• WHAT IS ASKED: Retype, with no changes, the part of the forum post that begins with the words containing "2005-03-05 Thread Darcy" and ends with "are not encouraging.".

:: PASSAGE ::

2005-03-05 Thread Darcy James Argue
Hi -- I crossposted this to the Northern Sound Forum:
http://northernsounds.com/forum/showthread.php?p=268507#post268507
Okay, I've finally tried to get a moderately large score to play back 
in GPO via Finale 2005b on my 1.42 GHz Mac mini with 1 GB of RAM.

 The results, unfortunately, are not encouraging.
Here are the instruments I'm using:
GPO PLAYER 1
 Flute Player 1
 Flute Player 2
 Eb Clarinet Solo
 Bb Clarinet Solo
 Bass Clarinet Solo
GPO PLAYER 2
 Trumpet 1 Player 1 KS
 Trumpet 1 Player 2 KS
 Trumpet 1 Player 3 KS
 Trumpet 1 Solo KS
 Trumpet 1 Player 1 KS
GPO PLAYER 3
 Tenor Trombone Player 1 KS
 Tenor Trombone Player 2 KS
 Tenor Trombone Player 3 KS
 Bass Trombone 2 Solo
GPO PLAYER 4
 Chromatic Harp 1 Lite
 Steinway Piano Lite
 Double Bass Pizz Solo
 Ambience reverb is set to Bypass.

:::
:: DATA ::

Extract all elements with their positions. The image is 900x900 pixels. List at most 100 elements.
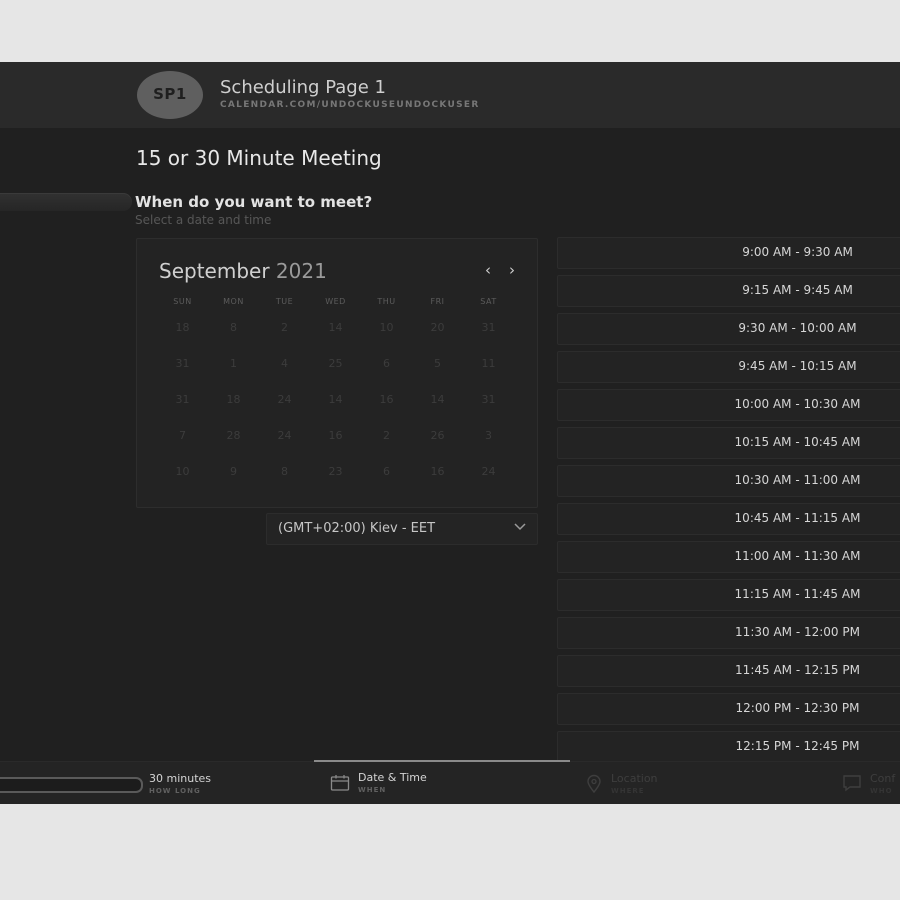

:::

• CORRECT RESULT:
2005-03-05 Thread Darcy James Argue
Hi -- I crossposted this to the Northern Sound Forum:
http://northernsounds.com/forum/showthread.php?p=268507#post268507
Okay, I've finally tried to get a moderately large score to play back 
in GPO via Finale 2005b on my 1.42 GHz Mac mini with 1 GB of RAM.

 The results, unfortunately, are not encouraging.